**EXERCISE**
Repeat all of the material below exactly as written, images excluded.

**INPUT FOR THIS TASK**
========================

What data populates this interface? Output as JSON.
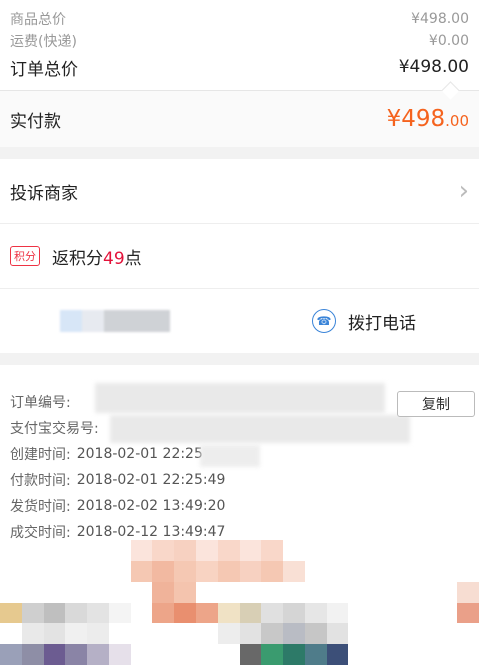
{
  "prices": {
    "goods_label": "商品总价",
    "goods_value": "¥498.00",
    "shipping_label": "运费(快递)",
    "shipping_value": "¥0.00",
    "order_label": "订单总价",
    "order_value": "¥498.00"
  },
  "paid": {
    "label": "实付款",
    "currency": "¥",
    "amount": "498",
    "cents": ".00"
  },
  "complaint": {
    "label": "投诉商家"
  },
  "points": {
    "badge": "积分",
    "prefix": "返积分",
    "number": "49",
    "suffix": "点"
  },
  "contact": {
    "call_label": "拨打电话"
  },
  "order_info": {
    "order_no_label": "订单编号:",
    "alipay_label": "支付宝交易号:",
    "created_label": "创建时间:",
    "created_value": "2018-02-01 22:25",
    "paid_label": "付款时间:",
    "paid_value": "2018-02-01 22:25:49",
    "shipped_label": "发货时间:",
    "shipped_value": "2018-02-02 13:49:20",
    "deal_label": "成交时间:",
    "deal_value": "2018-02-12 13:49:47",
    "copy_label": "复制"
  },
  "colors": {
    "accent": "#f5631e",
    "points_red": "#e3123a",
    "phone_blue": "#3a84d8"
  },
  "icons": {
    "chevron": "chevron-right-icon",
    "phone": "phone-icon"
  }
}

========================

**ANSWER TO THE EXERCISE**
What data populates this interface? Output as JSON.
{
  "prices": {
    "goods_label": "商品总价",
    "goods_value": "¥498.00",
    "shipping_label": "运费(快递)",
    "shipping_value": "¥0.00",
    "order_label": "订单总价",
    "order_value": "¥498.00"
  },
  "paid": {
    "label": "实付款",
    "currency": "¥",
    "amount": "498",
    "cents": ".00"
  },
  "complaint": {
    "label": "投诉商家"
  },
  "points": {
    "badge": "积分",
    "prefix": "返积分",
    "number": "49",
    "suffix": "点"
  },
  "contact": {
    "call_label": "拨打电话"
  },
  "order_info": {
    "order_no_label": "订单编号:",
    "alipay_label": "支付宝交易号:",
    "created_label": "创建时间:",
    "created_value": "2018-02-01 22:25",
    "paid_label": "付款时间:",
    "paid_value": "2018-02-01 22:25:49",
    "shipped_label": "发货时间:",
    "shipped_value": "2018-02-02 13:49:20",
    "deal_label": "成交时间:",
    "deal_value": "2018-02-12 13:49:47",
    "copy_label": "复制"
  },
  "colors": {
    "accent": "#f5631e",
    "points_red": "#e3123a",
    "phone_blue": "#3a84d8"
  },
  "icons": {
    "chevron": "chevron-right-icon",
    "phone": "phone-icon"
  }
}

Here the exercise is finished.